## Objective
Locate all lines with the word "open". Copy them.

===== Dataset records =====

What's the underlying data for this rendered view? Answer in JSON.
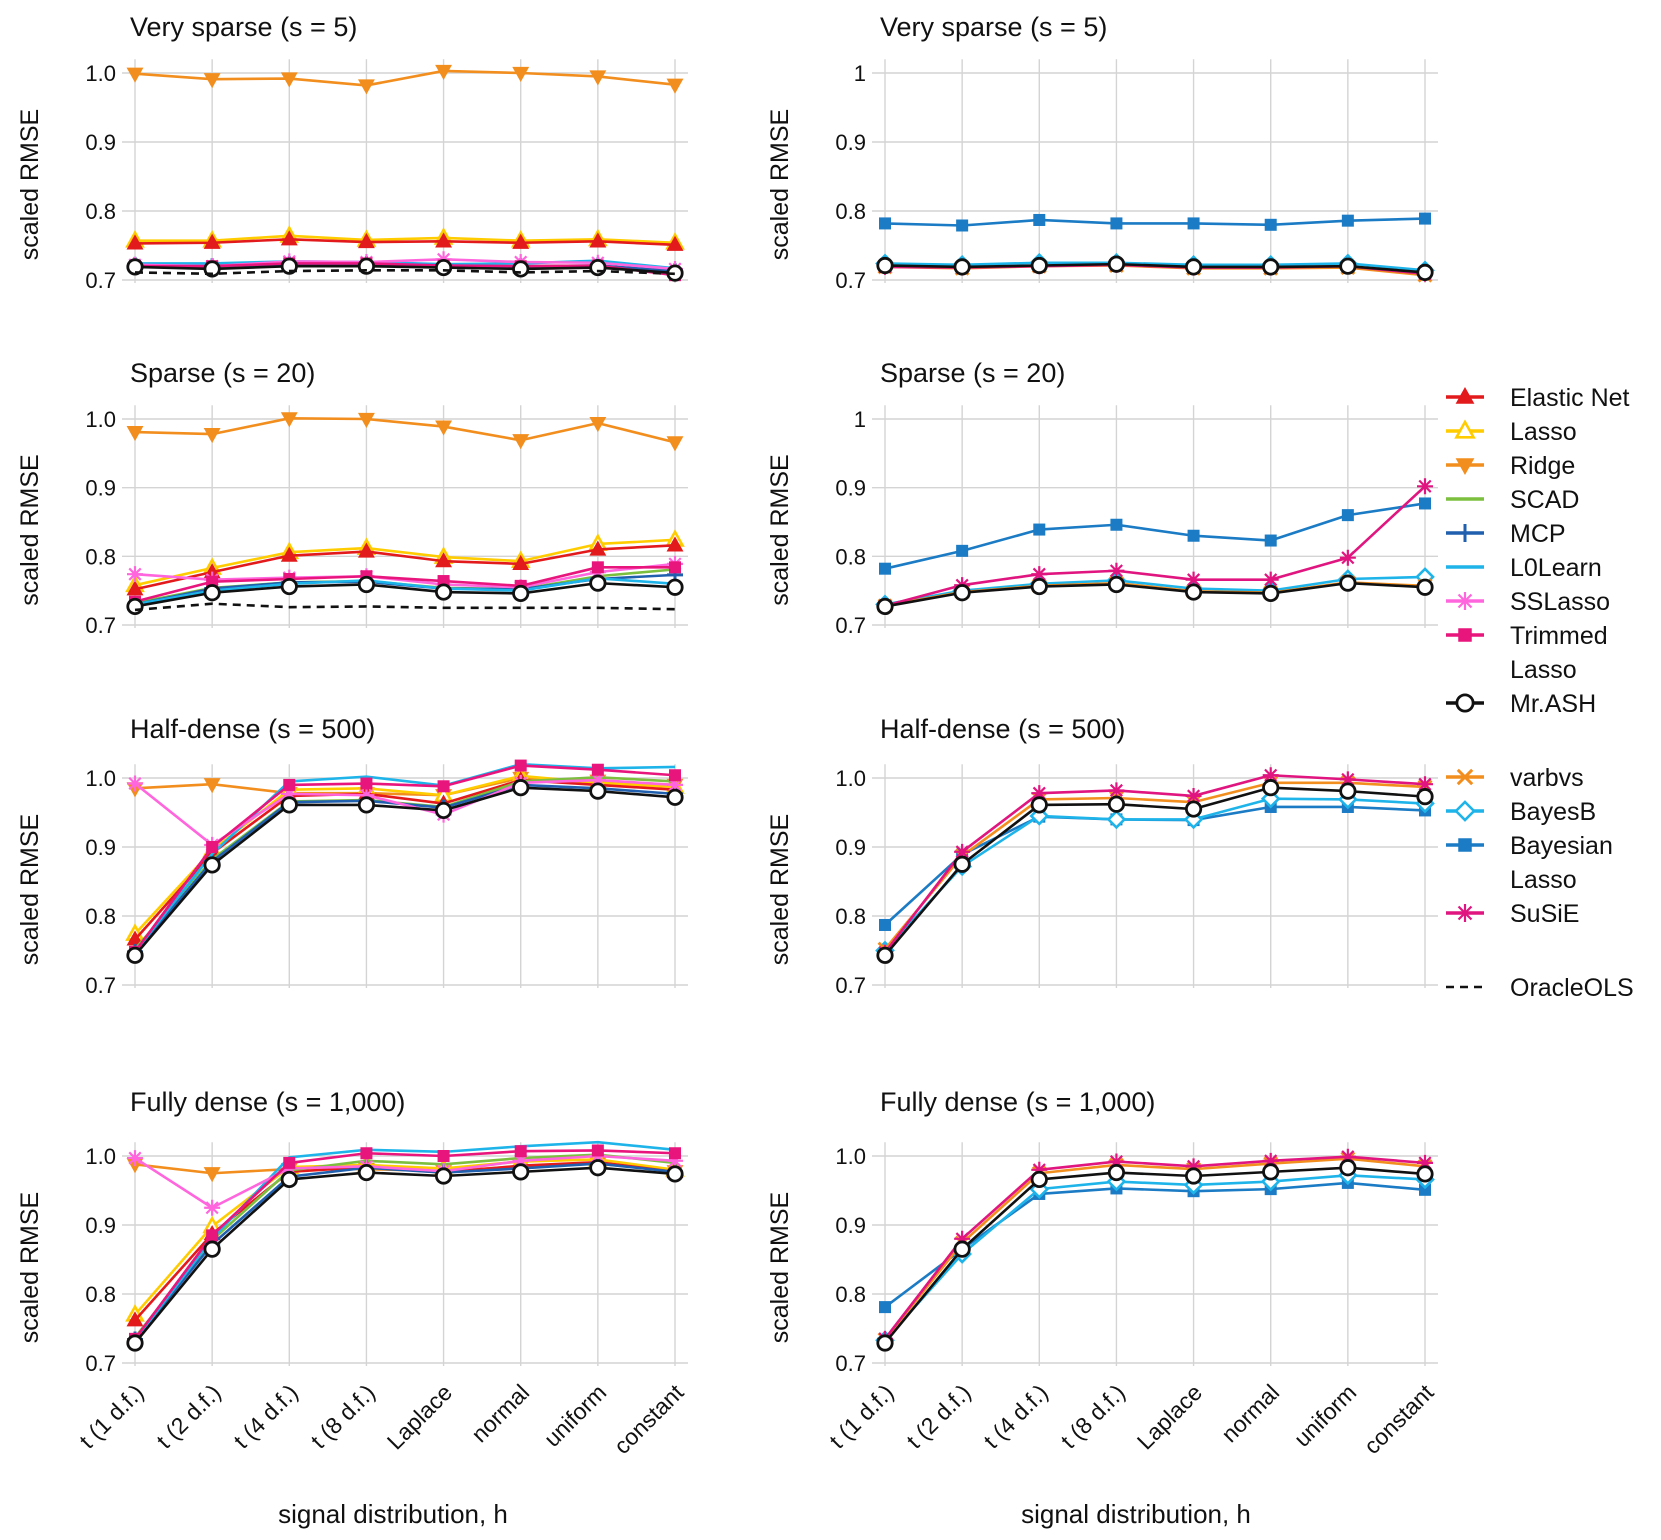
{
  "figure": {
    "xlabel": "signal distribution, h",
    "ylabel": "scaled RMSE"
  },
  "legend": {
    "groups": [
      [
        {
          "name": "Elastic Net",
          "color": "#e31a1c",
          "marker": "triangle-up-filled"
        },
        {
          "name": "Lasso",
          "color": "#ffcc00",
          "marker": "triangle-up-open"
        },
        {
          "name": "Ridge",
          "color": "#f28e1e",
          "marker": "triangle-down-filled"
        },
        {
          "name": "SCAD",
          "color": "#7cbf3f",
          "marker": "line"
        },
        {
          "name": "MCP",
          "color": "#1f5fae",
          "marker": "plus"
        },
        {
          "name": "L0Learn",
          "color": "#1eb4ea",
          "marker": "line"
        },
        {
          "name": "SSLasso",
          "color": "#ff66dd",
          "marker": "asterisk"
        },
        {
          "name": "Trimmed Lasso",
          "lines": [
            "Trimmed",
            "Lasso"
          ],
          "color": "#e8157d",
          "marker": "square-filled"
        },
        {
          "name": "Mr.ASH",
          "color": "#111111",
          "marker": "circle-open"
        }
      ],
      [
        {
          "name": "varbvs",
          "color": "#f28e1e",
          "marker": "x"
        },
        {
          "name": "BayesB",
          "color": "#1eb4ea",
          "marker": "diamond-open"
        },
        {
          "name": "Bayesian Lasso",
          "lines": [
            "Bayesian",
            "Lasso"
          ],
          "color": "#1b7bc4",
          "marker": "square-filled"
        },
        {
          "name": "SuSiE",
          "color": "#e0157f",
          "marker": "asterisk"
        }
      ],
      [
        {
          "name": "OracleOLS",
          "color": "#111111",
          "marker": "dashed"
        }
      ]
    ]
  },
  "chart_data": [
    {
      "type": "line",
      "title": "Very sparse (s = 5)",
      "categories": [
        "t (1 d.f.)",
        "t (2 d.f.)",
        "t (4 d.f.)",
        "t (8 d.f.)",
        "Laplace",
        "normal",
        "uniform",
        "constant"
      ],
      "y_ticks": [
        "0.7",
        "0.8",
        "0.9",
        "1.0"
      ],
      "ylim": [
        0.7,
        1.02
      ],
      "series": [
        {
          "name": "Ridge",
          "values": [
            0.999,
            0.991,
            0.992,
            0.982,
            1.003,
            1.0,
            0.995,
            0.983
          ]
        },
        {
          "name": "Lasso",
          "values": [
            0.757,
            0.757,
            0.764,
            0.758,
            0.761,
            0.757,
            0.759,
            0.754
          ]
        },
        {
          "name": "Elastic Net",
          "values": [
            0.753,
            0.754,
            0.759,
            0.755,
            0.756,
            0.754,
            0.756,
            0.751
          ]
        },
        {
          "name": "SCAD",
          "values": [
            0.721,
            0.719,
            0.722,
            0.722,
            0.718,
            0.719,
            0.72,
            0.712
          ]
        },
        {
          "name": "MCP",
          "values": [
            0.722,
            0.72,
            0.723,
            0.723,
            0.719,
            0.72,
            0.721,
            0.713
          ]
        },
        {
          "name": "L0Learn",
          "values": [
            0.724,
            0.724,
            0.727,
            0.726,
            0.723,
            0.724,
            0.728,
            0.717
          ]
        },
        {
          "name": "SSLasso",
          "values": [
            0.722,
            0.72,
            0.727,
            0.726,
            0.73,
            0.726,
            0.725,
            0.716
          ]
        },
        {
          "name": "Trimmed Lasso",
          "values": [
            0.72,
            0.72,
            0.724,
            0.724,
            0.721,
            0.72,
            0.721,
            0.707
          ]
        },
        {
          "name": "Mr.ASH",
          "values": [
            0.719,
            0.716,
            0.72,
            0.72,
            0.718,
            0.716,
            0.718,
            0.71
          ]
        },
        {
          "name": "OracleOLS",
          "values": [
            0.711,
            0.709,
            0.713,
            0.714,
            0.714,
            0.711,
            0.713,
            0.709
          ]
        }
      ]
    },
    {
      "type": "line",
      "title": "Very sparse (s = 5)",
      "categories": [
        "t (1 d.f.)",
        "t (2 d.f.)",
        "t (4 d.f.)",
        "t (8 d.f.)",
        "Laplace",
        "normal",
        "uniform",
        "constant"
      ],
      "y_ticks": [
        "0.7",
        "0.8",
        "0.9",
        "1"
      ],
      "ylim": [
        0.7,
        1.02
      ],
      "series": [
        {
          "name": "Bayesian Lasso",
          "values": [
            0.782,
            0.779,
            0.787,
            0.782,
            0.782,
            0.78,
            0.786,
            0.789
          ]
        },
        {
          "name": "BayesB",
          "values": [
            0.724,
            0.722,
            0.725,
            0.725,
            0.722,
            0.722,
            0.724,
            0.714
          ]
        },
        {
          "name": "varbvs",
          "values": [
            0.719,
            0.717,
            0.72,
            0.721,
            0.717,
            0.717,
            0.718,
            0.707
          ]
        },
        {
          "name": "SuSiE",
          "values": [
            0.719,
            0.718,
            0.72,
            0.722,
            0.718,
            0.718,
            0.72,
            0.709
          ]
        },
        {
          "name": "Mr.ASH",
          "values": [
            0.721,
            0.719,
            0.721,
            0.723,
            0.719,
            0.719,
            0.72,
            0.711
          ]
        }
      ]
    },
    {
      "type": "line",
      "title": "Sparse (s = 20)",
      "categories": [
        "t (1 d.f.)",
        "t (2 d.f.)",
        "t (4 d.f.)",
        "t (8 d.f.)",
        "Laplace",
        "normal",
        "uniform",
        "constant"
      ],
      "y_ticks": [
        "0.7",
        "0.8",
        "0.9",
        "1.0"
      ],
      "ylim": [
        0.7,
        1.02
      ],
      "series": [
        {
          "name": "Ridge",
          "values": [
            0.981,
            0.978,
            1.001,
            1.0,
            0.989,
            0.969,
            0.994,
            0.966
          ]
        },
        {
          "name": "Lasso",
          "values": [
            0.758,
            0.783,
            0.806,
            0.812,
            0.799,
            0.793,
            0.818,
            0.824
          ]
        },
        {
          "name": "Elastic Net",
          "values": [
            0.752,
            0.777,
            0.801,
            0.807,
            0.793,
            0.789,
            0.81,
            0.816
          ]
        },
        {
          "name": "SCAD",
          "values": [
            0.732,
            0.754,
            0.762,
            0.764,
            0.754,
            0.752,
            0.771,
            0.781
          ]
        },
        {
          "name": "MCP",
          "values": [
            0.73,
            0.753,
            0.762,
            0.763,
            0.753,
            0.752,
            0.767,
            0.773
          ]
        },
        {
          "name": "L0Learn",
          "values": [
            0.73,
            0.75,
            0.76,
            0.765,
            0.753,
            0.75,
            0.768,
            0.76
          ]
        },
        {
          "name": "SSLasso",
          "values": [
            0.774,
            0.766,
            0.769,
            0.771,
            0.759,
            0.755,
            0.777,
            0.789
          ]
        },
        {
          "name": "Trimmed Lasso",
          "values": [
            0.734,
            0.763,
            0.767,
            0.771,
            0.764,
            0.757,
            0.784,
            0.784
          ]
        },
        {
          "name": "Mr.ASH",
          "values": [
            0.727,
            0.747,
            0.756,
            0.759,
            0.748,
            0.746,
            0.761,
            0.755
          ]
        },
        {
          "name": "OracleOLS",
          "values": [
            0.722,
            0.731,
            0.726,
            0.727,
            0.725,
            0.725,
            0.725,
            0.723
          ]
        }
      ]
    },
    {
      "type": "line",
      "title": "Sparse (s = 20)",
      "categories": [
        "t (1 d.f.)",
        "t (2 d.f.)",
        "t (4 d.f.)",
        "t (8 d.f.)",
        "Laplace",
        "normal",
        "uniform",
        "constant"
      ],
      "y_ticks": [
        "0.7",
        "0.8",
        "0.9",
        "1"
      ],
      "ylim": [
        0.7,
        1.02
      ],
      "series": [
        {
          "name": "Bayesian Lasso",
          "values": [
            0.782,
            0.808,
            0.839,
            0.846,
            0.83,
            0.823,
            0.86,
            0.877
          ]
        },
        {
          "name": "BayesB",
          "values": [
            0.73,
            0.75,
            0.76,
            0.765,
            0.753,
            0.75,
            0.767,
            0.77
          ]
        },
        {
          "name": "varbvs",
          "values": [
            0.728,
            0.748,
            0.757,
            0.761,
            0.749,
            0.747,
            0.762,
            0.757
          ]
        },
        {
          "name": "SuSiE",
          "values": [
            0.728,
            0.758,
            0.774,
            0.779,
            0.766,
            0.766,
            0.798,
            0.902
          ]
        },
        {
          "name": "Mr.ASH",
          "values": [
            0.727,
            0.747,
            0.756,
            0.759,
            0.748,
            0.746,
            0.761,
            0.755
          ]
        }
      ]
    },
    {
      "type": "line",
      "title": "Half-dense (s = 500)",
      "categories": [
        "t (1 d.f.)",
        "t (2 d.f.)",
        "t (4 d.f.)",
        "t (8 d.f.)",
        "Laplace",
        "normal",
        "uniform",
        "constant"
      ],
      "y_ticks": [
        "0.7",
        "0.8",
        "0.9",
        "1.0"
      ],
      "ylim": [
        0.7,
        1.02
      ],
      "series": [
        {
          "name": "Ridge",
          "values": [
            0.985,
            0.991,
            0.978,
            0.978,
            0.975,
            1.0,
            0.996,
            0.99
          ]
        },
        {
          "name": "Lasso",
          "values": [
            0.774,
            0.895,
            0.983,
            0.985,
            0.975,
            1.003,
            0.993,
            0.987
          ]
        },
        {
          "name": "Elastic Net",
          "values": [
            0.766,
            0.891,
            0.974,
            0.977,
            0.963,
            0.997,
            0.99,
            0.983
          ]
        },
        {
          "name": "SCAD",
          "values": [
            0.752,
            0.882,
            0.966,
            0.968,
            0.958,
            0.995,
            1.001,
            0.995
          ]
        },
        {
          "name": "MCP",
          "values": [
            0.748,
            0.879,
            0.965,
            0.967,
            0.957,
            0.99,
            0.985,
            0.977
          ]
        },
        {
          "name": "L0Learn",
          "values": [
            0.748,
            0.89,
            0.995,
            1.002,
            0.989,
            1.02,
            1.014,
            1.016
          ]
        },
        {
          "name": "SSLasso",
          "values": [
            0.992,
            0.903,
            0.977,
            0.975,
            0.947,
            0.993,
            0.997,
            0.99
          ]
        },
        {
          "name": "Trimmed Lasso",
          "values": [
            0.748,
            0.9,
            0.99,
            0.992,
            0.988,
            1.018,
            1.012,
            1.004
          ]
        },
        {
          "name": "Mr.ASH",
          "values": [
            0.743,
            0.874,
            0.961,
            0.961,
            0.953,
            0.986,
            0.981,
            0.972
          ]
        }
      ]
    },
    {
      "type": "line",
      "title": "Half-dense (s = 500)",
      "categories": [
        "t (1 d.f.)",
        "t (2 d.f.)",
        "t (4 d.f.)",
        "t (8 d.f.)",
        "Laplace",
        "normal",
        "uniform",
        "constant"
      ],
      "y_ticks": [
        "0.7",
        "0.8",
        "0.9",
        "1.0"
      ],
      "ylim": [
        0.7,
        1.02
      ],
      "series": [
        {
          "name": "Bayesian Lasso",
          "values": [
            0.787,
            0.889,
            0.944,
            0.94,
            0.939,
            0.958,
            0.958,
            0.953
          ]
        },
        {
          "name": "BayesB",
          "values": [
            0.75,
            0.872,
            0.945,
            0.94,
            0.94,
            0.97,
            0.969,
            0.963
          ]
        },
        {
          "name": "varbvs",
          "values": [
            0.752,
            0.887,
            0.969,
            0.971,
            0.965,
            0.993,
            0.993,
            0.987
          ]
        },
        {
          "name": "SuSiE",
          "values": [
            0.747,
            0.893,
            0.978,
            0.982,
            0.974,
            1.004,
            0.998,
            0.991
          ]
        },
        {
          "name": "Mr.ASH",
          "values": [
            0.743,
            0.875,
            0.961,
            0.962,
            0.955,
            0.986,
            0.981,
            0.973
          ]
        }
      ]
    },
    {
      "type": "line",
      "title": "Fully dense (s = 1,000)",
      "categories": [
        "t (1 d.f.)",
        "t (2 d.f.)",
        "t (4 d.f.)",
        "t (8 d.f.)",
        "Laplace",
        "normal",
        "uniform",
        "constant"
      ],
      "y_ticks": [
        "0.7",
        "0.8",
        "0.9",
        "1.0"
      ],
      "ylim": [
        0.7,
        1.02
      ],
      "series": [
        {
          "name": "Ridge",
          "values": [
            0.988,
            0.975,
            0.981,
            0.981,
            0.978,
            0.985,
            0.989,
            0.978
          ]
        },
        {
          "name": "Lasso",
          "values": [
            0.77,
            0.898,
            0.984,
            0.987,
            0.982,
            0.992,
            0.995,
            0.98
          ]
        },
        {
          "name": "Elastic Net",
          "values": [
            0.762,
            0.887,
            0.977,
            0.984,
            0.976,
            0.986,
            0.991,
            0.977
          ]
        },
        {
          "name": "SCAD",
          "values": [
            0.737,
            0.878,
            0.979,
            0.993,
            0.988,
            0.997,
            1.002,
            0.99
          ]
        },
        {
          "name": "MCP",
          "values": [
            0.734,
            0.872,
            0.97,
            0.983,
            0.976,
            0.982,
            0.989,
            0.977
          ]
        },
        {
          "name": "L0Learn",
          "values": [
            0.733,
            0.88,
            0.998,
            1.009,
            1.006,
            1.014,
            1.02,
            1.009
          ]
        },
        {
          "name": "SSLasso",
          "values": [
            0.997,
            0.925,
            0.982,
            0.985,
            0.978,
            0.993,
            1.0,
            0.993
          ]
        },
        {
          "name": "Trimmed Lasso",
          "values": [
            0.735,
            0.885,
            0.99,
            1.004,
            1.0,
            1.007,
            1.008,
            1.004
          ]
        },
        {
          "name": "Mr.ASH",
          "values": [
            0.729,
            0.865,
            0.966,
            0.976,
            0.971,
            0.977,
            0.983,
            0.974
          ]
        }
      ]
    },
    {
      "type": "line",
      "title": "Fully dense (s = 1,000)",
      "categories": [
        "t (1 d.f.)",
        "t (2 d.f.)",
        "t (4 d.f.)",
        "t (8 d.f.)",
        "Laplace",
        "normal",
        "uniform",
        "constant"
      ],
      "y_ticks": [
        "0.7",
        "0.8",
        "0.9",
        "1.0"
      ],
      "ylim": [
        0.7,
        1.02
      ],
      "series": [
        {
          "name": "Bayesian Lasso",
          "values": [
            0.781,
            0.865,
            0.945,
            0.953,
            0.949,
            0.952,
            0.961,
            0.951
          ]
        },
        {
          "name": "BayesB",
          "values": [
            0.733,
            0.858,
            0.952,
            0.963,
            0.958,
            0.963,
            0.972,
            0.966
          ]
        },
        {
          "name": "varbvs",
          "values": [
            0.734,
            0.874,
            0.975,
            0.987,
            0.981,
            0.989,
            0.996,
            0.985
          ]
        },
        {
          "name": "SuSiE",
          "values": [
            0.735,
            0.88,
            0.98,
            0.992,
            0.985,
            0.993,
            0.999,
            0.99
          ]
        },
        {
          "name": "Mr.ASH",
          "values": [
            0.729,
            0.865,
            0.966,
            0.976,
            0.971,
            0.977,
            0.983,
            0.974
          ]
        }
      ]
    }
  ]
}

=====

## Solution below
          "marker": "triangle-up-open"
          "marker": "circle-open"
          "marker": "diamond-open"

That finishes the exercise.